_Exercise_
Output the data that follows exactly, line for line.

_Provided records_
★ ★ ★ ★ ★ ★ ★

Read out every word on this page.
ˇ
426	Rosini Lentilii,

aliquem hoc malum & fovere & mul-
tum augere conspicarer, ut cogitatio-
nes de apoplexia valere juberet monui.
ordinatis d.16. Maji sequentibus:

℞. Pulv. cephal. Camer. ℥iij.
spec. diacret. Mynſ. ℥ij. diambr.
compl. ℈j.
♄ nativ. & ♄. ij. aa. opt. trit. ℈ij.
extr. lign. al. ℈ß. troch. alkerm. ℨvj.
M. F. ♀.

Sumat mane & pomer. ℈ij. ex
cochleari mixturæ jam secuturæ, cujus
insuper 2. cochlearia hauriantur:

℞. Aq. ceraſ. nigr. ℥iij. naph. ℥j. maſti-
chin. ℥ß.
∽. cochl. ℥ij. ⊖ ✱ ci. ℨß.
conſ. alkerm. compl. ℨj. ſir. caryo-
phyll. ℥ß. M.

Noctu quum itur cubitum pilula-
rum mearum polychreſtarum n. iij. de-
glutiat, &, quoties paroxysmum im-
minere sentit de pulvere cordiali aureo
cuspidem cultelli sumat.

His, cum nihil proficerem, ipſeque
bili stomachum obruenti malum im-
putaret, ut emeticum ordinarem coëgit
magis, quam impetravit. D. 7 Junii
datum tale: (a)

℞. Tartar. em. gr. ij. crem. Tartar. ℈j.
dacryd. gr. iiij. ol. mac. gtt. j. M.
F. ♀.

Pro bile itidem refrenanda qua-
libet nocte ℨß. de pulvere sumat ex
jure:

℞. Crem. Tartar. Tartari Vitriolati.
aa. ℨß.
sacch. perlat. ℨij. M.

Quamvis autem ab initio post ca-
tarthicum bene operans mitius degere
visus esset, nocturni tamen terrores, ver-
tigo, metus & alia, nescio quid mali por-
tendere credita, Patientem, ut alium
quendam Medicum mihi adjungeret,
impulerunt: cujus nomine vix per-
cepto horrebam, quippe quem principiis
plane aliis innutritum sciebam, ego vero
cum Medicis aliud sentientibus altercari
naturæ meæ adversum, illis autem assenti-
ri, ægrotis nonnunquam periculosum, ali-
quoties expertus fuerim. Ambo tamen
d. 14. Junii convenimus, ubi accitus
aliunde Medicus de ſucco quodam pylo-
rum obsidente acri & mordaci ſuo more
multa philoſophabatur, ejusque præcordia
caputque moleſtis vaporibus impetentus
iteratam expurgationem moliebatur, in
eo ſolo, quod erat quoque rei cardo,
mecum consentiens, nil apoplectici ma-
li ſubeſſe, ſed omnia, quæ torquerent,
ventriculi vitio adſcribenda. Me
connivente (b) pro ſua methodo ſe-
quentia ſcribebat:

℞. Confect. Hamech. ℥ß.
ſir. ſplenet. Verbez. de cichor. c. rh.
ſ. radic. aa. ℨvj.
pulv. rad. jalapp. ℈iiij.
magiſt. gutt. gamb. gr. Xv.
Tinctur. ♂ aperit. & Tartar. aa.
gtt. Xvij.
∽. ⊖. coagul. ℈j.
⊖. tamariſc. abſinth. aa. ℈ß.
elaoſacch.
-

★ ★ ★ ★ ★ ★ ★

_Solution for this exercise_
Read out every word on this page.
ˇ
426	Rosini Lentilii,

aliquem hoc malum & fovere & mul-
tum augere conspicarer, ut cogitatio-
nes de apoplexia valere juberet monui.
ordinatis d.16. Maji sequentibus:

℞. Pulv. cephal. Camer. ℥iij.
spec. diacret. Mynſ. ℥ij. diambr.
compl. ℈j.
♄ nativ. & ♄. ij. aa. opt. trit. ℈ij.
extr. lign. al. ℈ß. troch. alkerm. ℨvj.
M. F. ♀.

Sumat mane & pomer. ℈ij. ex
cochleari mixturæ jam secuturæ, cujus
insuper 2. cochlearia hauriantur:

℞. Aq. ceraſ. nigr. ℥iij. naph. ℥j. maſti-
chin. ℥ß.
∽. cochl. ℥ij. ⊖ ✱ ci. ℨß.
conſ. alkerm. compl. ℨj. ſir. caryo-
phyll. ℥ß. M.

Noctu quum itur cubitum pilula-
rum mearum polychreſtarum n. iij. de-
glutiat, &, quoties paroxysmum im-
minere sentit de pulvere cordiali aureo
cuspidem cultelli sumat.

His, cum nihil proficerem, ipſeque
bili stomachum obruenti malum im-
putaret, ut emeticum ordinarem coëgit
magis, quam impetravit. D. 7 Junii
datum tale: (a)

℞. Tartar. em. gr. ij. crem. Tartar. ℈j.
dacryd. gr. iiij. ol. mac. gtt. j. M.
F. ♀.

Pro bile itidem refrenanda qua-
libet nocte ℨß. de pulvere sumat ex
jure:

℞. Crem. Tartar. Tartari Vitriolati.
aa. ℨß.
sacch. perlat. ℨij. M.

Quamvis autem ab initio post ca-
tarthicum bene operans mitius degere
visus esset, nocturni tamen terrores, ver-
tigo, metus & alia, nescio quid mali por-
tendere credita, Patientem, ut alium
quendam Medicum mihi adjungeret,
impulerunt: cujus nomine vix per-
cepto horrebam, quippe quem principiis
plane aliis innutritum sciebam, ego vero
cum Medicis aliud sentientibus altercari
naturæ meæ adversum, illis autem assenti-
ri, ægrotis nonnunquam periculosum, ali-
quoties expertus fuerim. Ambo tamen
d. 14. Junii convenimus, ubi accitus
aliunde Medicus de ſucco quodam pylo-
rum obsidente acri & mordaci ſuo more
multa philoſophabatur, ejusque præcordia
caputque moleſtis vaporibus impetentus
iteratam expurgationem moliebatur, in
eo ſolo, quod erat quoque rei cardo,
mecum consentiens, nil apoplectici ma-
li ſubeſſe, ſed omnia, quæ torquerent,
ventriculi vitio adſcribenda. Me
connivente (b) pro ſua methodo ſe-
quentia ſcribebat:

℞. Confect. Hamech. ℥ß.
ſir. ſplenet. Verbez. de cichor. c. rh.
ſ. radic. aa. ℨvj.
pulv. rad. jalapp. ℈iiij.
magiſt. gutt. gamb. gr. Xv.
Tinctur. ♂ aperit. & Tartar. aa.
gtt. Xvij.
∽. ⊖. coagul. ℈j.
⊖. tamariſc. abſinth. aa. ℈ß.
elaoſacch.
-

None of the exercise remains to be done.